───── Listing ─────
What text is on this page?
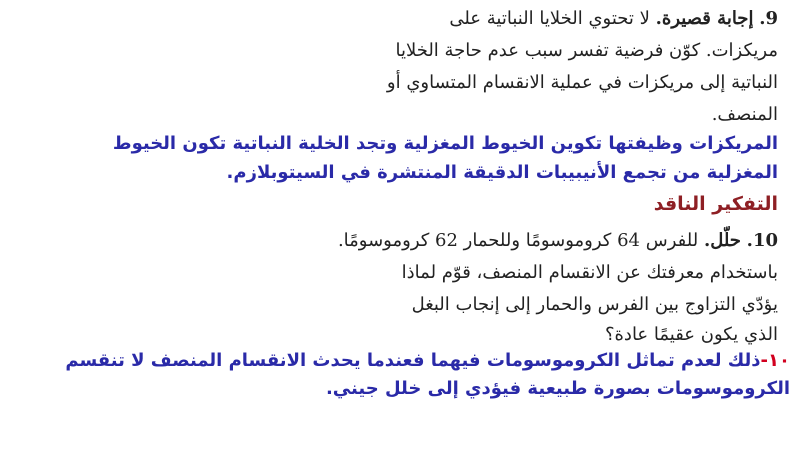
9. إجابة قصيرة. لا تحتوي الخلايا النباتية على
مريكزات. كوّن فرضية تفسر سبب عدم حاجة الخلايا
النباتية إلى مريكزات في عملية الانقسام المتساوي أو
المنصف.
المريكزات وظيفتها تكوين الخيوط المغزلية وتجد الخلية النباتية تكون الخيوط
المغزلية من تجمع الأنيبيبات الدقيقة المنتشرة في السيتوبلازم.
التفكير الناقد
10. حلّل. للفرس 64 كروموسومًا وللحمار 62 كروموسومًا.
باستخدام معرفتك عن الانقسام المنصف، قوّم لماذا
يؤدّي التزاوج بين الفرس والحمار إلى إنجاب البغل
الذي يكون عقيمًا عادة؟
١٠-ذلك لعدم تماثل الكروموسومات فيهما فعندما يحدث الانقسام المنصف لا تنقسم
الكروموسومات بصورة طبيعية فيؤدي إلى خلل جيني.
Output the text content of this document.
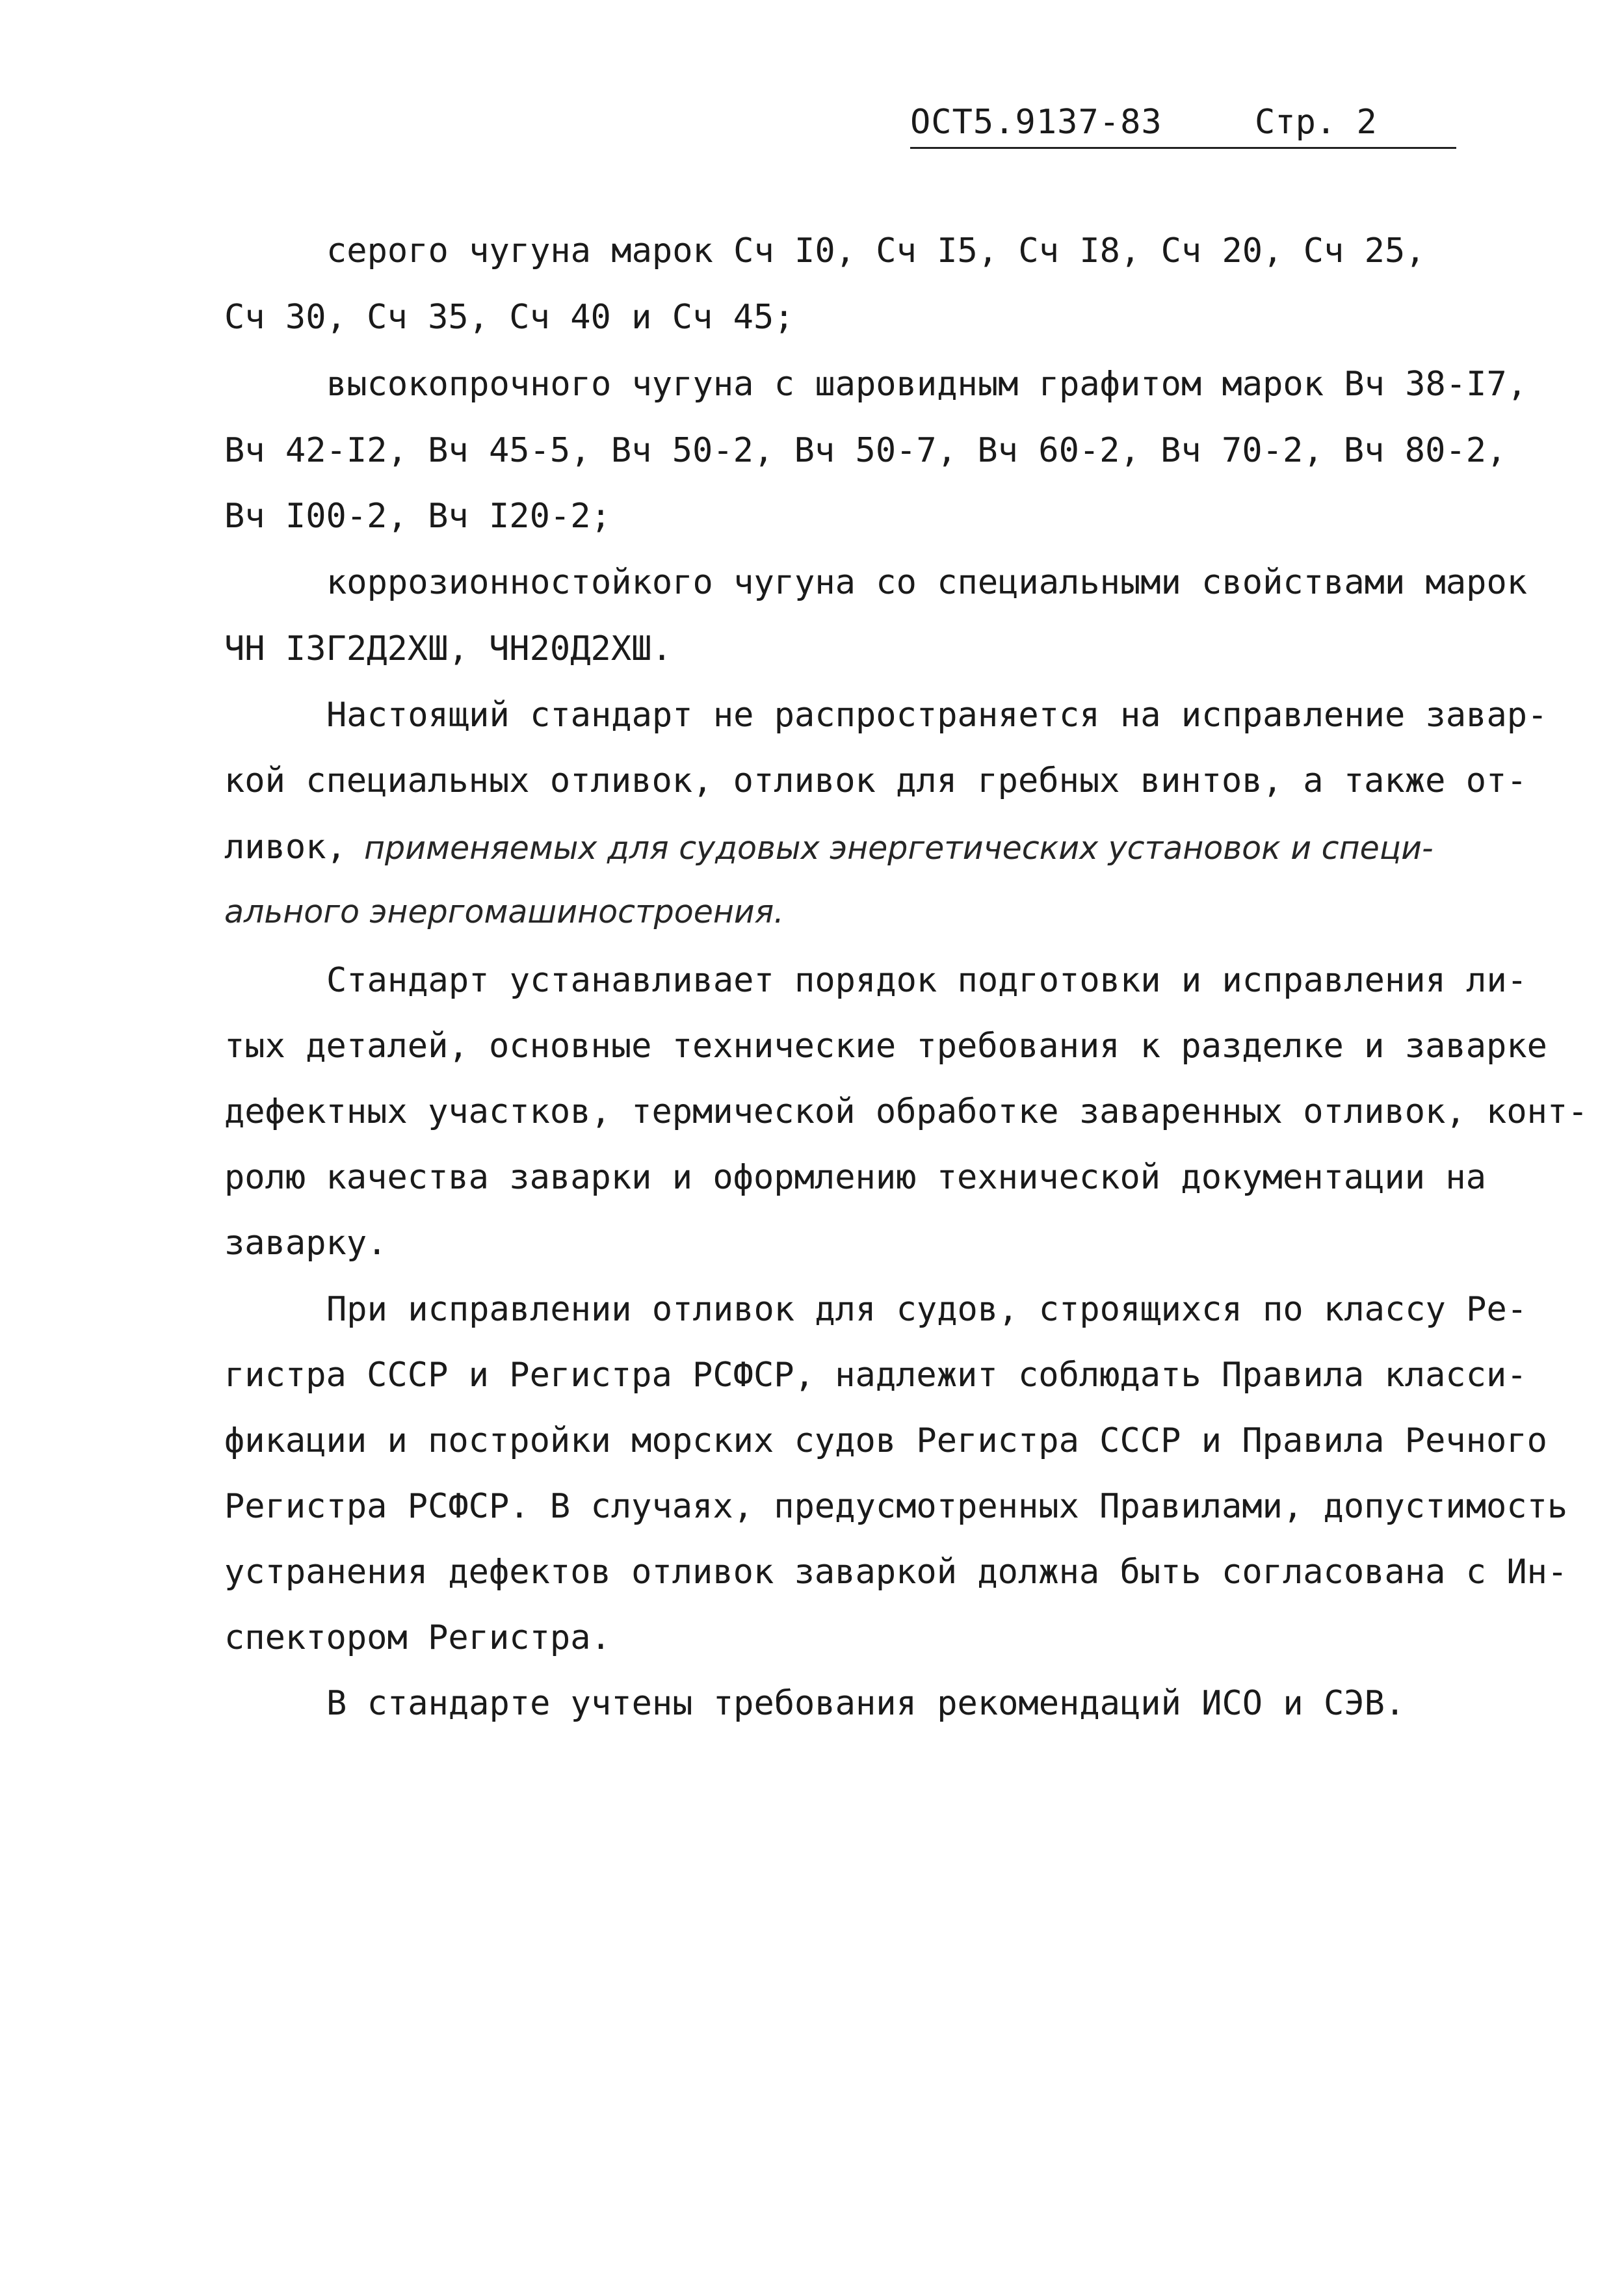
ОСТ5.9137-83	Стр. 2
серого чугуна марок Сч I0, Сч I5, Сч I8, Сч 20, Сч 25,
Сч 30, Сч 35, Сч 40 и Сч 45;
высокопрочного чугуна с шаровидным графитом марок Вч 38-I7,
Вч 42-I2, Вч 45-5, Вч 50-2, Вч 50-7, Вч 60-2, Вч 70-2, Вч 80-2,
Вч I00-2, Вч I20-2;
коррозионностойкого чугуна со специальными свойствами марок
ЧН I3Г2Д2ХШ, ЧН20Д2ХШ.
Настоящий стандарт не распространяется на исправление завар-
кой специальных отливок, отливок для гребных винтов, а также от-
ливок, применяемых для судовых энергетических установок и специ-
ального энергомашиностроения.
Стандарт устанавливает порядок подготовки и исправления ли-
тых деталей, основные технические требования к разделке и заварке
дефектных участков, термической обработке заваренных отливок, конт-
ролю качества заварки и оформлению технической документации на
заварку.
При исправлении отливок для судов, строящихся по классу Ре-
гистра СССР и Регистра РСФСР, надлежит соблюдать Правила класси-
фикации и постройки морских судов Регистра СССР и Правила Речного
Регистра РСФСР. В случаях, предусмотренных Правилами, допустимость
устранения дефектов отливок заваркой должна быть согласована с Ин-
спектором Регистра.
В стандарте учтены требования рекомендаций ИСО и СЭВ.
─────
Produce an exact copy of the lines from the line containing "Output the text content of this document." through the last line of the records, with no pictures and no other text.

* Correct output:
Output the text content of this document.
ОСТ5.9137-83	Стр. 2
серого чугуна марок Сч I0, Сч I5, Сч I8, Сч 20, Сч 25,
Сч 30, Сч 35, Сч 40 и Сч 45;
высокопрочного чугуна с шаровидным графитом марок Вч 38-I7,
Вч 42-I2, Вч 45-5, Вч 50-2, Вч 50-7, Вч 60-2, Вч 70-2, Вч 80-2,
Вч I00-2, Вч I20-2;
коррозионностойкого чугуна со специальными свойствами марок
ЧН I3Г2Д2ХШ, ЧН20Д2ХШ.
Настоящий стандарт не распространяется на исправление завар-
кой специальных отливок, отливок для гребных винтов, а также от-
ливок, применяемых для судовых энергетических установок и специ-
ального энергомашиностроения.
Стандарт устанавливает порядок подготовки и исправления ли-
тых деталей, основные технические требования к разделке и заварке
дефектных участков, термической обработке заваренных отливок, конт-
ролю качества заварки и оформлению технической документации на
заварку.
При исправлении отливок для судов, строящихся по классу Ре-
гистра СССР и Регистра РСФСР, надлежит соблюдать Правила класси-
фикации и постройки морских судов Регистра СССР и Правила Речного
Регистра РСФСР. В случаях, предусмотренных Правилами, допустимость
устранения дефектов отливок заваркой должна быть согласована с Ин-
спектором Регистра.
В стандарте учтены требования рекомендаций ИСО и СЭВ.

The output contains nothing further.